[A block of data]
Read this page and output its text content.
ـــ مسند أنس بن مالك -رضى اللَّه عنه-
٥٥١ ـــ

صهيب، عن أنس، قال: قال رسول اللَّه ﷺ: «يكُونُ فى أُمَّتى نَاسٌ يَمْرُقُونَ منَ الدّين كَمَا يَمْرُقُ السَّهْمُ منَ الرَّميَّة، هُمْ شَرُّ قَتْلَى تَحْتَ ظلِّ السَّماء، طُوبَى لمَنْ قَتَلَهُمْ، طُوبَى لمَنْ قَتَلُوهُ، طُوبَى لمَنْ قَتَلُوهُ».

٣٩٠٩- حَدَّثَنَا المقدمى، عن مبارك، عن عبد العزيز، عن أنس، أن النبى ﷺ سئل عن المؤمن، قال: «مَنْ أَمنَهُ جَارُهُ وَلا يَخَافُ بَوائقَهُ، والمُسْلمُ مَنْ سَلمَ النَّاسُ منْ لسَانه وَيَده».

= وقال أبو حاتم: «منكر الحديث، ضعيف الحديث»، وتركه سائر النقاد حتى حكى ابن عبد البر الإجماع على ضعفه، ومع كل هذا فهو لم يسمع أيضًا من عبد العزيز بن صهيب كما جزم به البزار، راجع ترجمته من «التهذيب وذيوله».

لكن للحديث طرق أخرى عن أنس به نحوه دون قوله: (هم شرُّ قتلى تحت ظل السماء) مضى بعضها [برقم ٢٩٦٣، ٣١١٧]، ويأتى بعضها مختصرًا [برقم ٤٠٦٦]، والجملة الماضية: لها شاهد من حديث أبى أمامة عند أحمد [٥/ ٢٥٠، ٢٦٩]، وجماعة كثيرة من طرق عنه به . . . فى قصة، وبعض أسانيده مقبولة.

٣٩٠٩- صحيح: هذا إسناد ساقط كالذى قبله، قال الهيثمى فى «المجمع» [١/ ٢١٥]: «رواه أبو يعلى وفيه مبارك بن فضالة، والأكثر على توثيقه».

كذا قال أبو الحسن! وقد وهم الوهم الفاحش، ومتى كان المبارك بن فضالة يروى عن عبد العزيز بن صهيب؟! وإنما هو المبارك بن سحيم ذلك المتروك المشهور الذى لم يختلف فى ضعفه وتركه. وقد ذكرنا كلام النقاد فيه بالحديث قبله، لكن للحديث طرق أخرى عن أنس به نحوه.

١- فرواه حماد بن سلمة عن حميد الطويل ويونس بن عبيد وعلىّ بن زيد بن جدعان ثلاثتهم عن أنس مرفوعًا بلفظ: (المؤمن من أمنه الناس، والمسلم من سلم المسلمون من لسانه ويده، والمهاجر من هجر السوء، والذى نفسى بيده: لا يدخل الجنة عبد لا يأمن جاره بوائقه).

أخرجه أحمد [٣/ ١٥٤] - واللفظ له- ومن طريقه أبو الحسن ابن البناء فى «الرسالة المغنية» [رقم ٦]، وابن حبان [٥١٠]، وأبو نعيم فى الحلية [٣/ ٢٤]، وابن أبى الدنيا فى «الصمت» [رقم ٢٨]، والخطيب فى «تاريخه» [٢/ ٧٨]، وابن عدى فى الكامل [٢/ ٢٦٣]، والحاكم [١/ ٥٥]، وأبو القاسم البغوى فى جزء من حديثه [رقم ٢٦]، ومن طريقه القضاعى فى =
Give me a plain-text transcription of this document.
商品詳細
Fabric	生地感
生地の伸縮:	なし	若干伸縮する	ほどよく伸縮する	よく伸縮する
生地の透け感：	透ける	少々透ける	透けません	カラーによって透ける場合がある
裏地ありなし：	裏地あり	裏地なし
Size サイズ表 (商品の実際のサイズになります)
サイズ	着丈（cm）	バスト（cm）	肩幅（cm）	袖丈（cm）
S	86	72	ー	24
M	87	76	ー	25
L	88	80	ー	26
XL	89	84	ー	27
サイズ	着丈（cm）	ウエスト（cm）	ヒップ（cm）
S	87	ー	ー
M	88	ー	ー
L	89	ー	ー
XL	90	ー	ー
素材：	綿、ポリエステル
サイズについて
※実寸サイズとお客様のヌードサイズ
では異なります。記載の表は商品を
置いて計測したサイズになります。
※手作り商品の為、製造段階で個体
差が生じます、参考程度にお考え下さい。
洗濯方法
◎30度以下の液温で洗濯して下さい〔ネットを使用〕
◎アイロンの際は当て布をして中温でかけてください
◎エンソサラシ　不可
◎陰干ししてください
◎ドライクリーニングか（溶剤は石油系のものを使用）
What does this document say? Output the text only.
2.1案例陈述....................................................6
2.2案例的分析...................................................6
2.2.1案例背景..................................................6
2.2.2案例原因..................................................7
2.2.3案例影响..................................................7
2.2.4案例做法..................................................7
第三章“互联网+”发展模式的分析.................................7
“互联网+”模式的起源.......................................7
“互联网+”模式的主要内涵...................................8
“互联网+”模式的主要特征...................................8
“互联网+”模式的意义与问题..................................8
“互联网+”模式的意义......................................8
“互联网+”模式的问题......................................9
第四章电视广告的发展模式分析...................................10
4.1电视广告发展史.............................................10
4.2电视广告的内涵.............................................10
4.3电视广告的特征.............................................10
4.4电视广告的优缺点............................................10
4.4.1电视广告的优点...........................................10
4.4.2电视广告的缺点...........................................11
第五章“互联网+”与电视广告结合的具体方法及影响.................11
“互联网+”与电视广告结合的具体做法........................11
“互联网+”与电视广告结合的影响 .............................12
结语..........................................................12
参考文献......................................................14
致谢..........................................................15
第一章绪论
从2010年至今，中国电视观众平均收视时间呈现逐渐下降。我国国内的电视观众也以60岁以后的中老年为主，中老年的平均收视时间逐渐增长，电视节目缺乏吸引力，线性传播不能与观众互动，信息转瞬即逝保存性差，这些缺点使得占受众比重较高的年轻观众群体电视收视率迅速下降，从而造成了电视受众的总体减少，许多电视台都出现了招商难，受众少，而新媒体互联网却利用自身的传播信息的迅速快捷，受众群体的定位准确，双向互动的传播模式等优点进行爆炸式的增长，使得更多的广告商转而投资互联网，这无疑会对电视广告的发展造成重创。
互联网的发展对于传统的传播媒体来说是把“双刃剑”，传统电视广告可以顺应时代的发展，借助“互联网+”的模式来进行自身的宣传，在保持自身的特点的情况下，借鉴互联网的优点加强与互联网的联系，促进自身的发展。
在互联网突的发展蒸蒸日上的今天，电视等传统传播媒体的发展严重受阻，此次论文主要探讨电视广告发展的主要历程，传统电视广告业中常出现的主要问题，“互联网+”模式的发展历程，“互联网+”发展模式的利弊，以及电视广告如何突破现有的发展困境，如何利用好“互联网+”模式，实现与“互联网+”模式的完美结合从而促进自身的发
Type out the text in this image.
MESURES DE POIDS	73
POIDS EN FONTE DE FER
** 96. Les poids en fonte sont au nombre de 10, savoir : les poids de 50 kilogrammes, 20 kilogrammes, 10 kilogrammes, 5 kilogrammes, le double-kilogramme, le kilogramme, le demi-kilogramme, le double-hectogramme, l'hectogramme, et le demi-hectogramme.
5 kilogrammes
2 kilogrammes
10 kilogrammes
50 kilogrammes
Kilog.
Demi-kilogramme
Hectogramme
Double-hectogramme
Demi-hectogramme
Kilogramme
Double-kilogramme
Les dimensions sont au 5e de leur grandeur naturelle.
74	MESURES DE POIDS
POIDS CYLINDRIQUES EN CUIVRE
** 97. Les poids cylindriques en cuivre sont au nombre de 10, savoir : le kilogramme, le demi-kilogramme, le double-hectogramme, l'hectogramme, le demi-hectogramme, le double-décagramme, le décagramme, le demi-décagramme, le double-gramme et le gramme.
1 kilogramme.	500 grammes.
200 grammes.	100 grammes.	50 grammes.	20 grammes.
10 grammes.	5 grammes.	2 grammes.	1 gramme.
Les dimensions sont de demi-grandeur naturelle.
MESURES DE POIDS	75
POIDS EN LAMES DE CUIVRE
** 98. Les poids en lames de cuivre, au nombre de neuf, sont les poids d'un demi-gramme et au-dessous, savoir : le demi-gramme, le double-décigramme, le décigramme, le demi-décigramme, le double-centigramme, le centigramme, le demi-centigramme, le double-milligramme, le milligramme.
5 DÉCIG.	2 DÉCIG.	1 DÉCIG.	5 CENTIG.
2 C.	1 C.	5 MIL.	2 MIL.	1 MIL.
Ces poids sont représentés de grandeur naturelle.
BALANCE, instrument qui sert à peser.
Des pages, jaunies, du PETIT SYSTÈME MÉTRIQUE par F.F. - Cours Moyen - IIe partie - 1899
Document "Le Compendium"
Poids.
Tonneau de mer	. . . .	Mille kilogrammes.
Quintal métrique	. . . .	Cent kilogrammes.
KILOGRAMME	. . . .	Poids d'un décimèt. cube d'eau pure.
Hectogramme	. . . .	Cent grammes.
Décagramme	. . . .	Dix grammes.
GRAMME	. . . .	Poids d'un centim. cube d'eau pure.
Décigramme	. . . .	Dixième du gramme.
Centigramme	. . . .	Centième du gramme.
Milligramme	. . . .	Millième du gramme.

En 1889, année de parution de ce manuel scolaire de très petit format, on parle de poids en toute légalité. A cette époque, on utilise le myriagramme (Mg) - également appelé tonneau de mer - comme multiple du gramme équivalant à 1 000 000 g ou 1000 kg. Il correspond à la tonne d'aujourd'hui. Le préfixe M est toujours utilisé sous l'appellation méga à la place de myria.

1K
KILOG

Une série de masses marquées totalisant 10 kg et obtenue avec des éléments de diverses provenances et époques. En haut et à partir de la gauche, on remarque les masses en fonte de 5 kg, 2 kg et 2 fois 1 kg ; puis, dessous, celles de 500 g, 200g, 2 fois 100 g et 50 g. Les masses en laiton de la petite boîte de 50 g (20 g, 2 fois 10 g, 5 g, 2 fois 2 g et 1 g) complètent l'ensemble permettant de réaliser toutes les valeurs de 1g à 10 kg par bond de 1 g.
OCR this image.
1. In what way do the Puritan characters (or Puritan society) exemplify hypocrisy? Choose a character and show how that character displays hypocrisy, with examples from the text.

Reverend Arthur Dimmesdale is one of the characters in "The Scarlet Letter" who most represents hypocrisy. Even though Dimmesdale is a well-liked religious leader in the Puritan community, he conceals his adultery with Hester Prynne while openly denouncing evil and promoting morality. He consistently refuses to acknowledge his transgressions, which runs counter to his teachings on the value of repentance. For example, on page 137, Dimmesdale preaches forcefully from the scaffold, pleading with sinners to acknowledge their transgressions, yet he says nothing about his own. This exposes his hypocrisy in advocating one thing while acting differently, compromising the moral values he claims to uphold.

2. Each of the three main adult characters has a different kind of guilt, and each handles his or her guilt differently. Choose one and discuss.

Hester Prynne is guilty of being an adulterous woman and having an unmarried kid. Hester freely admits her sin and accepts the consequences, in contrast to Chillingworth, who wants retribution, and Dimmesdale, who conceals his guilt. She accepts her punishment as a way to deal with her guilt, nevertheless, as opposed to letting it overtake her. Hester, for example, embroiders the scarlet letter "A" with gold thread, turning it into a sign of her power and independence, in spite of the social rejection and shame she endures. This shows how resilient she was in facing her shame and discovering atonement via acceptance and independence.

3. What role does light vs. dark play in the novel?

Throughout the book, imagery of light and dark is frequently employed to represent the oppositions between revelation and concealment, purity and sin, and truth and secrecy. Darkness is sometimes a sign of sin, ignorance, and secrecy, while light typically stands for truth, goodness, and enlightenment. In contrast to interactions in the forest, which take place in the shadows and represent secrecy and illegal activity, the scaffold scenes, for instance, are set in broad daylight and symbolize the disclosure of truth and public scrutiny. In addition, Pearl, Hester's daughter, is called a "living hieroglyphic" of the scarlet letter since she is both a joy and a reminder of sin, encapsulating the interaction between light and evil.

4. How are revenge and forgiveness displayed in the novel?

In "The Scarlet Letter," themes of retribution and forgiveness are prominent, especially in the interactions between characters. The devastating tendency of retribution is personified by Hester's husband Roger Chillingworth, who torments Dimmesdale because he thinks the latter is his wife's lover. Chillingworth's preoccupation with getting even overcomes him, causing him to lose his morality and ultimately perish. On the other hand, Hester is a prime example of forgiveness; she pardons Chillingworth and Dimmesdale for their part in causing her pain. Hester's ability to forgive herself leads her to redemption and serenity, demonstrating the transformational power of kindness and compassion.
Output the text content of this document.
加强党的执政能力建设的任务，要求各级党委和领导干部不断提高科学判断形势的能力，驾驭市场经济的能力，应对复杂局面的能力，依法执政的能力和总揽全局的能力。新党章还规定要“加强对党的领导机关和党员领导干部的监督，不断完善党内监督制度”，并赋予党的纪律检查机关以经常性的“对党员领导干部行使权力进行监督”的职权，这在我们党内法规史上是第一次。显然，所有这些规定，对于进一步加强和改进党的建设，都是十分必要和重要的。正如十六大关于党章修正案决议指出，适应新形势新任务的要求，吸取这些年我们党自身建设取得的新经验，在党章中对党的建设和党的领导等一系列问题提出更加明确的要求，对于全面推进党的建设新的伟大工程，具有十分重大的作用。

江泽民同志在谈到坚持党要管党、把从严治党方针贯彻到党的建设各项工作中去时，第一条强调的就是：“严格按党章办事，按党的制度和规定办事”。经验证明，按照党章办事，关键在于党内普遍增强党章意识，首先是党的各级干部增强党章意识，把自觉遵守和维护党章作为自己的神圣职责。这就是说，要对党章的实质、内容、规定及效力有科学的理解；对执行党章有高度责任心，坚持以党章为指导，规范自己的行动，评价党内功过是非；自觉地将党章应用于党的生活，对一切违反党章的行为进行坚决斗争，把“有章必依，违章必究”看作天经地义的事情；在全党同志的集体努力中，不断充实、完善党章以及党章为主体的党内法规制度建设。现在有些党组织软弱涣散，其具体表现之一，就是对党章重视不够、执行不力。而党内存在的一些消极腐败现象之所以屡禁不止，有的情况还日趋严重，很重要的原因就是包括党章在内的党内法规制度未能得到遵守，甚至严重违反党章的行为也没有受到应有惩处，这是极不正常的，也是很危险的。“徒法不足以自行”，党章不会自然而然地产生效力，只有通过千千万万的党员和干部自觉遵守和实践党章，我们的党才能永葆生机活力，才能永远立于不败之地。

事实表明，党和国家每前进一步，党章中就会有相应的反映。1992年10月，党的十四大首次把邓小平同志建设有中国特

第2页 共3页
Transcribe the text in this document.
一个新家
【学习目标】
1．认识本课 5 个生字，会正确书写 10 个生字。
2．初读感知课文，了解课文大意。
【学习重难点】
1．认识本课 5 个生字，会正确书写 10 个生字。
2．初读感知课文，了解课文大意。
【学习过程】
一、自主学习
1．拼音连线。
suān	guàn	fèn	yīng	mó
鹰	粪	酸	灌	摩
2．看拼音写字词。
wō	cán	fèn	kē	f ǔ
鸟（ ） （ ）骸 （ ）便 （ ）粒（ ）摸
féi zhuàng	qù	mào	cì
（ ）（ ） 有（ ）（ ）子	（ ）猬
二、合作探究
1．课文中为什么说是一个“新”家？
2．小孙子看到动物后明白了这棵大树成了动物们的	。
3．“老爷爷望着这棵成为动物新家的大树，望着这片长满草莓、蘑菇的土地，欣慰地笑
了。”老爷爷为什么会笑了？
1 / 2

• _Your goal_
Using the entries above, return each line that includes the word "قبله".

• _Correct response_
٣٩٠٩- صحيح: هذا إسناد ساقط كالذى قبله، قال الهيثمى فى «المجمع» [١/ ٢١٥]: «رواه أبو يعلى وفيه مبارك بن فضالة، والأكثر على توثيقه».
كذا قال أبو الحسن! وقد وهم الوهم الفاحش، ومتى كان المبارك بن فضالة يروى عن عبد العزيز بن صهيب؟! وإنما هو المبارك بن سحيم ذلك المتروك المشهور الذى لم يختلف فى ضعفه وتركه. وقد ذكرنا كلام النقاد فيه بالحديث قبله، لكن للحديث طرق أخرى عن أنس به نحوه.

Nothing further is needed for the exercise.